→ TASK DETAILS
Pick out the lines below with "this" and list them.

Chart and figure data:

- - - -

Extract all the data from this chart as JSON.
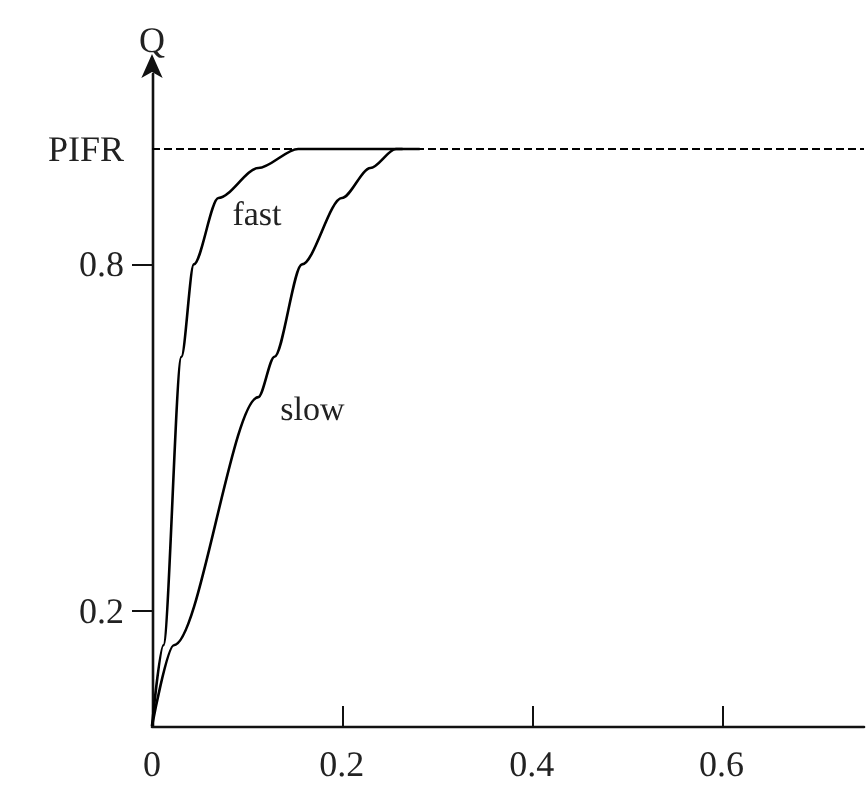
{
  "chart_data": {
    "type": "line",
    "ylabel": "Q",
    "xlim": [
      0,
      0.75
    ],
    "xticks": [
      0,
      0.2,
      0.4,
      0.6
    ],
    "ylim": [
      0,
      1.13
    ],
    "yticks": [
      0.2,
      0.8,
      {
        "value": 1,
        "label": "PIFR"
      }
    ],
    "grid": false,
    "legend": false,
    "marker": "none",
    "line_style": "solid",
    "ref_lines": [
      {
        "axis": "y",
        "value": 1,
        "label": null,
        "color": "#000000",
        "line_style": "dashed"
      }
    ],
    "series": [
      {
        "name": "fast",
        "color": "#000000",
        "x": [
          0,
          0.012,
          0.031,
          0.044,
          0.07,
          0.112,
          0.154,
          0.19,
          0.264
        ],
        "values": [
          0,
          0.14,
          0.64,
          0.8,
          0.915,
          0.967,
          1.0,
          1.0,
          1.0
        ]
      },
      {
        "name": "slow",
        "color": "#000000",
        "x": [
          0,
          0.023,
          0.112,
          0.129,
          0.158,
          0.2,
          0.23,
          0.257,
          0.282
        ],
        "values": [
          0,
          0.14,
          0.57,
          0.64,
          0.8,
          0.915,
          0.967,
          1.0,
          1.0
        ]
      }
    ]
  }
}
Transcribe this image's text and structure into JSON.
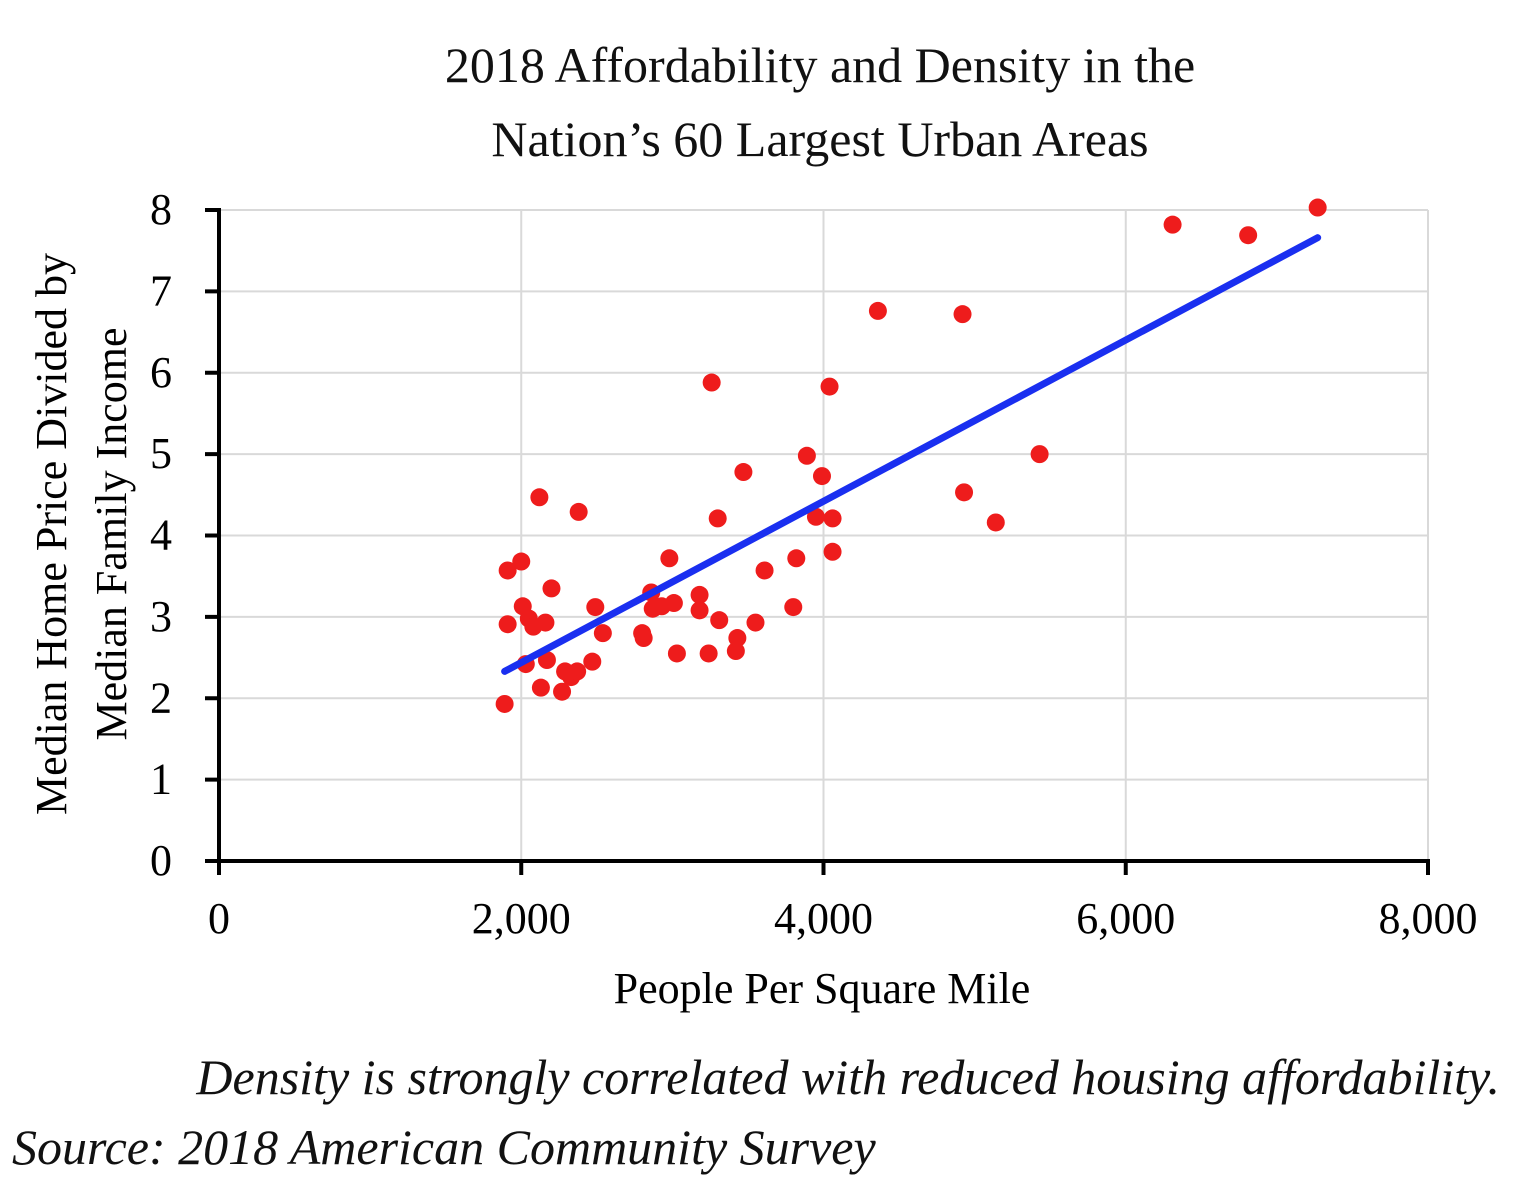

- - - -

→ FINISHED TASK
Extract all the data from this chart as JSON.
Transcribe this image's text and structure into JSON.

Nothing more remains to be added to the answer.